*Source document:*
^^^^^^^^

On Saturday morning, I went to a relaxing gentle yoga class, walked along the water, and attended an amazing keynote speech by Pam Houston, who has long been a favorite writer of mine. {Her latest story collection, Contents May Have Shifted, is in my top five books I have read this year.} Pam talked about how being an artist is most of all about noticing things and being present to the world around you. I could not agree more! And she spoke about how telling our stories and sharing our voices is desperately important, especially to celebrate our wondrous and one-of-a-kind and precious Earth. She inspired me to use my voice to spread messages and tell stories that are deeply important to me.

contents may have shifted

Early Saturday afternoon, Allyn arrived! {He had to work Thursday and Friday.} He actually took Amtrak up so that we would only have one car and could drive back together on Sunday. Neither of us had much experience with Amtrak, but he said it was great! He took a train from Oakland to Sacramento and a bus from Sacramento to South Lake Tahoe. The whole journey took about 4.5 hours, not much longer than it would have taken to drive, and both the train and the bus had wi-fi so he was able to get some work done during the journey and also just relax and enjoy the scenery. {It is a very pretty drive for the last hour or so!} I was relieved that he was on time and had such a pleasant trip. And it was sooooo nice to drive back together instead of taking separate cars on the way home!

^^^^^^^^

*Data to examine:*

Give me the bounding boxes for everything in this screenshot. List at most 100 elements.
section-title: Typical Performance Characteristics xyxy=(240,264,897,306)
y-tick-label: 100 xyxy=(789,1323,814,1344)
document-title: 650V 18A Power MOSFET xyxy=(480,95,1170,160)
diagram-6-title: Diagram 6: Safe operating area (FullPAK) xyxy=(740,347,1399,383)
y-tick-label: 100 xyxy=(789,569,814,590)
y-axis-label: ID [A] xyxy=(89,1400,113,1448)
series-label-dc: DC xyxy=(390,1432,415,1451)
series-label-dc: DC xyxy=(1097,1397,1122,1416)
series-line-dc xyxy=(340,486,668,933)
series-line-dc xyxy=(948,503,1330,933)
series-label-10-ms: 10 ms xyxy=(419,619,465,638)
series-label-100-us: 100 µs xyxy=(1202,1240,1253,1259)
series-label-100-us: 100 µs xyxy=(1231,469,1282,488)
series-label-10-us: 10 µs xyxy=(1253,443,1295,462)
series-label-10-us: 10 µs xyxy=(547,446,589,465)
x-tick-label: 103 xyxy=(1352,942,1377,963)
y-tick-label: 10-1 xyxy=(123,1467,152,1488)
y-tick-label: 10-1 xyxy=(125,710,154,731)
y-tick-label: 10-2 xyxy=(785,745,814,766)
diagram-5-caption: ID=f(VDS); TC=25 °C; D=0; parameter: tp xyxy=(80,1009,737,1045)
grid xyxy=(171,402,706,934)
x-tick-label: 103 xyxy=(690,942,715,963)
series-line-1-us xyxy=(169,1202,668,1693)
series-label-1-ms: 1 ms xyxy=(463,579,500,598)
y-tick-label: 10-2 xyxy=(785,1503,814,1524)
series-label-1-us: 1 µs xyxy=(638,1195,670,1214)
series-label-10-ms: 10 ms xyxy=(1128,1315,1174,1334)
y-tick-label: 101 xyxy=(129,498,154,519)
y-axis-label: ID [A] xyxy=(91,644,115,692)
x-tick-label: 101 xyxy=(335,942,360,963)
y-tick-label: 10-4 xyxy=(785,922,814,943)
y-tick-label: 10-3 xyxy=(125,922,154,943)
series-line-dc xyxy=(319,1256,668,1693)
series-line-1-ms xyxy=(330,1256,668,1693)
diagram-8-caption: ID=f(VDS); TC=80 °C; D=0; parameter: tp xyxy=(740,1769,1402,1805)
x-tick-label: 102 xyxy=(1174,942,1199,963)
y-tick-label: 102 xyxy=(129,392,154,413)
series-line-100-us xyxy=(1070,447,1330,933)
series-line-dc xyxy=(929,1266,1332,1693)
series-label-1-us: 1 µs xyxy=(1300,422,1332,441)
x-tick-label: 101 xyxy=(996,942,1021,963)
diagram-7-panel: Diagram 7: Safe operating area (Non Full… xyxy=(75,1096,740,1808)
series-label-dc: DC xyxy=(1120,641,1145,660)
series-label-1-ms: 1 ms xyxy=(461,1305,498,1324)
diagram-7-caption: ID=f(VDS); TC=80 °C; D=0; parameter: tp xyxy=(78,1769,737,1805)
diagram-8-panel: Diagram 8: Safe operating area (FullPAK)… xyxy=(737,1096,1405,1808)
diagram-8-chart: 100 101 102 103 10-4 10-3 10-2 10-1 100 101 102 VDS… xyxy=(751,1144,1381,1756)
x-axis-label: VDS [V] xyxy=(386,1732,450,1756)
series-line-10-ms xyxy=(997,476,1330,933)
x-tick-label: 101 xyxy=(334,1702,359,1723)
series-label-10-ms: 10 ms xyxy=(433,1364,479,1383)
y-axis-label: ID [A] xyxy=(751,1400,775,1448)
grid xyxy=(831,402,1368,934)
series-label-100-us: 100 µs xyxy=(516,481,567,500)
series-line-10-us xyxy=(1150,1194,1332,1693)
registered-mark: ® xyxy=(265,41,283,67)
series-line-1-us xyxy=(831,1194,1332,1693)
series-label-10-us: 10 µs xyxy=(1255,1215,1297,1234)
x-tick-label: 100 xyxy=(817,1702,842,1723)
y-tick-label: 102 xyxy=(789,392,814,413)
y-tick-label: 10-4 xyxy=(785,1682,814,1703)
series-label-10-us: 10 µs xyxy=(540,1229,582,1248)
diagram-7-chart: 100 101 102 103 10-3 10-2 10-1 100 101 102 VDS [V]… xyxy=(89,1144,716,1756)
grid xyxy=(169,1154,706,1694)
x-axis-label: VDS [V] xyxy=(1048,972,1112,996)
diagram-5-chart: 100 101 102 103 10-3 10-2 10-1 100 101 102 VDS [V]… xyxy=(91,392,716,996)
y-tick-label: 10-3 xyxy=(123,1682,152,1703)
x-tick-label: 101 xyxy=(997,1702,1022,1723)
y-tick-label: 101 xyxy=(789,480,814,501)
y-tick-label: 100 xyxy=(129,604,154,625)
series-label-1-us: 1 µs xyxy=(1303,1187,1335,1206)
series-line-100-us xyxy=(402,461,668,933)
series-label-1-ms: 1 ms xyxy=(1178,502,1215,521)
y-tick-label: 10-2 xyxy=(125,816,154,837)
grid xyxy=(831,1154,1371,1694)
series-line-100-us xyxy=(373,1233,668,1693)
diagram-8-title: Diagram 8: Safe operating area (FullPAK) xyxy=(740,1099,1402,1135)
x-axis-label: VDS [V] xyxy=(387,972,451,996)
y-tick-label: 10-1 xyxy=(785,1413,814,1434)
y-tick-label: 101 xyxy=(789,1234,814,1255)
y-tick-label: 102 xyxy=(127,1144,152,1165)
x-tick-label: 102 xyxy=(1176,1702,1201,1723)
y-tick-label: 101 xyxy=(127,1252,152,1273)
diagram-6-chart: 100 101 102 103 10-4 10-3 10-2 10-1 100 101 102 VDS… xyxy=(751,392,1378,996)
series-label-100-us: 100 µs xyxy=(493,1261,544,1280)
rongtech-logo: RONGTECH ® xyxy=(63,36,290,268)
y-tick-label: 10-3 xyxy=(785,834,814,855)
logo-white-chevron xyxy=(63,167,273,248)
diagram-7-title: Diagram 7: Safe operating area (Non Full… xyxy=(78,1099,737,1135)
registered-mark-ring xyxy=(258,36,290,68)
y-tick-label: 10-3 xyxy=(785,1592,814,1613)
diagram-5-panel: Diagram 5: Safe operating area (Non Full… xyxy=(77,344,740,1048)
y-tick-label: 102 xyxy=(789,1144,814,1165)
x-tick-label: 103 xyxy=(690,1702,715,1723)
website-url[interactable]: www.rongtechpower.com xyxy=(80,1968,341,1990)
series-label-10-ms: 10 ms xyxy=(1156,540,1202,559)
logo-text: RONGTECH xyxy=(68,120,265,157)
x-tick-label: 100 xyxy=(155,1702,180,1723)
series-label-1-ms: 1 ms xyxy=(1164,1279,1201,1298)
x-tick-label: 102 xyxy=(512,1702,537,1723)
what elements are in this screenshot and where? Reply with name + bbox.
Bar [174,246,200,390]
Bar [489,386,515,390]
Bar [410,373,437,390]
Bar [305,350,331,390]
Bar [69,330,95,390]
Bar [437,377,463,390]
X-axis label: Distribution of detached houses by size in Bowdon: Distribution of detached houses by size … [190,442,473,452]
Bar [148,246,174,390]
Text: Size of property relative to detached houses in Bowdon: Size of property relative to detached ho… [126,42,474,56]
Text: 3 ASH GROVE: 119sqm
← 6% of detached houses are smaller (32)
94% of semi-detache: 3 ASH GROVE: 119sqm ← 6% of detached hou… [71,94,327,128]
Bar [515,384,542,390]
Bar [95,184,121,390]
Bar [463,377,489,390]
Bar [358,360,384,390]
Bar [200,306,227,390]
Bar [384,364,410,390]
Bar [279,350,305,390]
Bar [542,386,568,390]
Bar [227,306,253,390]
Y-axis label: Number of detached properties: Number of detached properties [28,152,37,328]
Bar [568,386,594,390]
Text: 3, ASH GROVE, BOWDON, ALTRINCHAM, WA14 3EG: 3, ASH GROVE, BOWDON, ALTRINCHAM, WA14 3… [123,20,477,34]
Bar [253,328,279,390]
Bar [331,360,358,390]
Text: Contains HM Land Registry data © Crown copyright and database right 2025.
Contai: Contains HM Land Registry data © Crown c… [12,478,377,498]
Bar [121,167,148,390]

^^^^^^^^

*Activities:*
a) Answer these questions from the passage, one per line:
(i) Who gave the keynote speech on Saturday morning?
(ii) Between which two cities did Allyn travel by train?
(iii) About how long did Allyn's whole journey take?
b) Summarize the passage in two sentences.

*Solved tasks:*
a)
(i) Pam Houston
(ii) Oakland and Sacramento
(iii) About 4.5 hours

b) On Saturday morning the narrator took a gentle yoga class, walked along the water, and heard a keynote by Pam Houston on noticing the world and sharing our stories, which inspired the narrator to use their own voice. Allyn arrived that afternoon after a pleasant trip of about 4.5 hours by Amtrak train and bus, so the two could drive home together in one car on Sunday.